Locate the line containing "Give me a plain-text" in the material below; repeat it and every line after it, exactly as written.

# start of Listed entries

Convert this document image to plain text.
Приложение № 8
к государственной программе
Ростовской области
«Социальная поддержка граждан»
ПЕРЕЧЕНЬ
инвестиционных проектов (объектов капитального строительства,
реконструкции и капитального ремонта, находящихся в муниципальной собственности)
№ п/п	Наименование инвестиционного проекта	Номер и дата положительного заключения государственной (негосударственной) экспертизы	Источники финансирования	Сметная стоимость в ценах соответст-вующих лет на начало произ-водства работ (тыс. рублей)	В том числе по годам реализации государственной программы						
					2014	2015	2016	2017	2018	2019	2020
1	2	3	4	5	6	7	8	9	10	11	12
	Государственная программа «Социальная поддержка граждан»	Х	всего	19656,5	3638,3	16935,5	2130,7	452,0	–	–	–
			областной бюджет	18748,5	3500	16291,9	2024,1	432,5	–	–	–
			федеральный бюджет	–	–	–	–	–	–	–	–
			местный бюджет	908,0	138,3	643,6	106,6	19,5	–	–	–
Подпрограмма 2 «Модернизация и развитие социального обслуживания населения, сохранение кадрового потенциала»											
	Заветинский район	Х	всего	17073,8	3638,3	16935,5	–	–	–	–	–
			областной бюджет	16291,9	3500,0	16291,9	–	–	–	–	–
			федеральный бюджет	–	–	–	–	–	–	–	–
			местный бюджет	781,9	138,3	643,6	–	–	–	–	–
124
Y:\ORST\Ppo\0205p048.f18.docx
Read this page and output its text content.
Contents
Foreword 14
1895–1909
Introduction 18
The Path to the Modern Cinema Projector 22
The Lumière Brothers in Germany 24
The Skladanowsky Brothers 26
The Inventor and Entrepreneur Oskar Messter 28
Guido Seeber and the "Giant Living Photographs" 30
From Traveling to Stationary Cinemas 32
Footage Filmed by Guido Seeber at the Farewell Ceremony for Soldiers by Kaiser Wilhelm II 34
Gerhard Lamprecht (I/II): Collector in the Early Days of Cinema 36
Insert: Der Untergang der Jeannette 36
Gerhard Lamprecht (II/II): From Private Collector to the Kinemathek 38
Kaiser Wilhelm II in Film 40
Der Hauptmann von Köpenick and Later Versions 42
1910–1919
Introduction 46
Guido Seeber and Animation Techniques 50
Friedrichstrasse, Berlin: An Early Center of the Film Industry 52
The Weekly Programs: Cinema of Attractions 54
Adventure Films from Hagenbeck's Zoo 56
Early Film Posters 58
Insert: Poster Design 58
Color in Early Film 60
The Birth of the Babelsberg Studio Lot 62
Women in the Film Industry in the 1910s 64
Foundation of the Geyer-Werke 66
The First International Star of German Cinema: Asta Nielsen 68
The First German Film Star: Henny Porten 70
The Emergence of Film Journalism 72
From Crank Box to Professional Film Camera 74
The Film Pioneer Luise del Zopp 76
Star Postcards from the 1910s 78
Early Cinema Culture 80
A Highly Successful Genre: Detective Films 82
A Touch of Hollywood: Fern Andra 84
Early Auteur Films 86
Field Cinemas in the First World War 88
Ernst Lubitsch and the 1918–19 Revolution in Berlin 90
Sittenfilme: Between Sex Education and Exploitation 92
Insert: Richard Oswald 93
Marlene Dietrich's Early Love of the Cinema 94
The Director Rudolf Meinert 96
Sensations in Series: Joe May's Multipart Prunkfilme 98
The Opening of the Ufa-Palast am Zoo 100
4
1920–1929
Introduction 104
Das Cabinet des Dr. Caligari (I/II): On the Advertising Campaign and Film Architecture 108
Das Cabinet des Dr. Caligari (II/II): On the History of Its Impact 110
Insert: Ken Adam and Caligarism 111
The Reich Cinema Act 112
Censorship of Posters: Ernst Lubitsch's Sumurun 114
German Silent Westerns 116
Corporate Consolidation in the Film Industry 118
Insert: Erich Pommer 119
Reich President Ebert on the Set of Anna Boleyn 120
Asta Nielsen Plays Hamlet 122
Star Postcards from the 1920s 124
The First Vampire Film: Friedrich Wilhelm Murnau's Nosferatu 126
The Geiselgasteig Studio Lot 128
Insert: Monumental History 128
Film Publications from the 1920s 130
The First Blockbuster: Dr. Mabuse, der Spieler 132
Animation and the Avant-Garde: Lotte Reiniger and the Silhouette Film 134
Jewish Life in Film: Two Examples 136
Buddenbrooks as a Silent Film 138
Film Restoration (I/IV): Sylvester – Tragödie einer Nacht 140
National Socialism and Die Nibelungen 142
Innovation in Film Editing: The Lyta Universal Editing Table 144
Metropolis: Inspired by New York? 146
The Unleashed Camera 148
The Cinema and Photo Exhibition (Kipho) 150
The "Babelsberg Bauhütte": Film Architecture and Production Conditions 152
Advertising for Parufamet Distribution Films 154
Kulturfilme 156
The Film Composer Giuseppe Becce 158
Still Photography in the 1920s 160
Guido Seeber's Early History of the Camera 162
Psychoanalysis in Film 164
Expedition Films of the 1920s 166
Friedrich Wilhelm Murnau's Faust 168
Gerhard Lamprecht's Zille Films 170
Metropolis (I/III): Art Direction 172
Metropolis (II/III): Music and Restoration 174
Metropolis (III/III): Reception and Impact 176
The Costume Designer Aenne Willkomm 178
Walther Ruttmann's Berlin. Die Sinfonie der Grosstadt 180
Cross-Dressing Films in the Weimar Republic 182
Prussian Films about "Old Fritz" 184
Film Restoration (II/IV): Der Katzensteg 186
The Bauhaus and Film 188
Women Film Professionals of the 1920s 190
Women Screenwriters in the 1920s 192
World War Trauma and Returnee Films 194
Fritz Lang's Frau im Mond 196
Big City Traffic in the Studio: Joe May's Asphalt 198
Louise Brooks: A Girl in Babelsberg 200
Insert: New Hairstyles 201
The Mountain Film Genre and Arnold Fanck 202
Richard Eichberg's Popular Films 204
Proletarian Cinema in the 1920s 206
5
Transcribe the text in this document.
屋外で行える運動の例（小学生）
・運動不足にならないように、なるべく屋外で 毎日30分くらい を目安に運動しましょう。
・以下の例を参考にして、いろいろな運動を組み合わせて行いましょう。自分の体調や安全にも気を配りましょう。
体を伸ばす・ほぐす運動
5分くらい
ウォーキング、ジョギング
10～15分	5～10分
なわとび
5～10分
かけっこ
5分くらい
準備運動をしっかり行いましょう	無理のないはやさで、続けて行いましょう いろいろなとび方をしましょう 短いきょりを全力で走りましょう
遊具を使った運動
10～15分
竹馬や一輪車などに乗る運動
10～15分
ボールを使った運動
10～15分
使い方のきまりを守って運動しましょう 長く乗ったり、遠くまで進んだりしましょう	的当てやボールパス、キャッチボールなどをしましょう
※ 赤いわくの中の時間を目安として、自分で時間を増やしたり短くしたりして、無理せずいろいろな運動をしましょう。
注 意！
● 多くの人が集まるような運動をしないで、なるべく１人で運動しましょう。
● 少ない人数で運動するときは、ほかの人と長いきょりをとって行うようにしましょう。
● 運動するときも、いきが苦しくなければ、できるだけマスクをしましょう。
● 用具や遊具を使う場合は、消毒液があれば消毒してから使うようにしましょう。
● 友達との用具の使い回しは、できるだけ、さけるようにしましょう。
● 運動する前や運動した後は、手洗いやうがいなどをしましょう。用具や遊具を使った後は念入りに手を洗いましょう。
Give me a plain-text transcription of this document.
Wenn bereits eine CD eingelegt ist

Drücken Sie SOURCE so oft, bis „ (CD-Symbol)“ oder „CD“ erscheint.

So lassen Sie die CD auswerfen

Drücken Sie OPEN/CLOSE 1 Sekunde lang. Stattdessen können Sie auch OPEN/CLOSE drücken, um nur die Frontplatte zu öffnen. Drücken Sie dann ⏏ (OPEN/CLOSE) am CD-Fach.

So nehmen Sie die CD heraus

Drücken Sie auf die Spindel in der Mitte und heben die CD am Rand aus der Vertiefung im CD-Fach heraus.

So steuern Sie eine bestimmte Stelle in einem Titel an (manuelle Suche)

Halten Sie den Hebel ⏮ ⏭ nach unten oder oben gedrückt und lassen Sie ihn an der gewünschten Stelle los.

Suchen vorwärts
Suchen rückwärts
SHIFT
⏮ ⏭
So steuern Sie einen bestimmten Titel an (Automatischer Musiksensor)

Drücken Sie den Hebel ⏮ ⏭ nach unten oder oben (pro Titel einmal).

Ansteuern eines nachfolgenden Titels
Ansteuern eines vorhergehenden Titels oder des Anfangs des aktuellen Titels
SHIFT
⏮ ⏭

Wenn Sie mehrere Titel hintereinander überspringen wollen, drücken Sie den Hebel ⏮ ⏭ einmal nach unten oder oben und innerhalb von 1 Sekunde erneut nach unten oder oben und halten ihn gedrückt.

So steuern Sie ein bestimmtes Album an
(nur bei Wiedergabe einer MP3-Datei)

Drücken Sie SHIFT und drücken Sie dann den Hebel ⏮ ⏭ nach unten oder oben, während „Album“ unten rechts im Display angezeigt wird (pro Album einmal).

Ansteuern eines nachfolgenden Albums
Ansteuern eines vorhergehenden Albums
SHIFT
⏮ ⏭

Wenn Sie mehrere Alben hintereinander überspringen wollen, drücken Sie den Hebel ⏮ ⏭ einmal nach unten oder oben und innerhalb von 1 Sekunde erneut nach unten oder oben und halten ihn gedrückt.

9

# end of Listed entries

● Problem solution
Give me a plain-text transcription of this document.
Wenn bereits eine CD eingelegt ist

Drücken Sie SOURCE so oft, bis „ (CD-Symbol)“ oder „CD“ erscheint.

So lassen Sie die CD auswerfen

Drücken Sie OPEN/CLOSE 1 Sekunde lang. Stattdessen können Sie auch OPEN/CLOSE drücken, um nur die Frontplatte zu öffnen. Drücken Sie dann ⏏ (OPEN/CLOSE) am CD-Fach.

So nehmen Sie die CD heraus

Drücken Sie auf die Spindel in der Mitte und heben die CD am Rand aus der Vertiefung im CD-Fach heraus.

So steuern Sie eine bestimmte Stelle in einem Titel an (manuelle Suche)

Halten Sie den Hebel ⏮ ⏭ nach unten oder oben gedrückt und lassen Sie ihn an der gewünschten Stelle los.

Suchen vorwärts
Suchen rückwärts
SHIFT
⏮ ⏭
So steuern Sie einen bestimmten Titel an (Automatischer Musiksensor)

Drücken Sie den Hebel ⏮ ⏭ nach unten oder oben (pro Titel einmal).

Ansteuern eines nachfolgenden Titels
Ansteuern eines vorhergehenden Titels oder des Anfangs des aktuellen Titels
SHIFT
⏮ ⏭

Wenn Sie mehrere Titel hintereinander überspringen wollen, drücken Sie den Hebel ⏮ ⏭ einmal nach unten oder oben und innerhalb von 1 Sekunde erneut nach unten oder oben und halten ihn gedrückt.

So steuern Sie ein bestimmtes Album an
(nur bei Wiedergabe einer MP3-Datei)

Drücken Sie SHIFT und drücken Sie dann den Hebel ⏮ ⏭ nach unten oder oben, während „Album“ unten rechts im Display angezeigt wird (pro Album einmal).

Ansteuern eines nachfolgenden Albums
Ansteuern eines vorhergehenden Albums
SHIFT
⏮ ⏭

Wenn Sie mehrere Alben hintereinander überspringen wollen, drücken Sie den Hebel ⏮ ⏭ einmal nach unten oder oben und innerhalb von 1 Sekunde erneut nach unten oder oben und halten ihn gedrückt.

9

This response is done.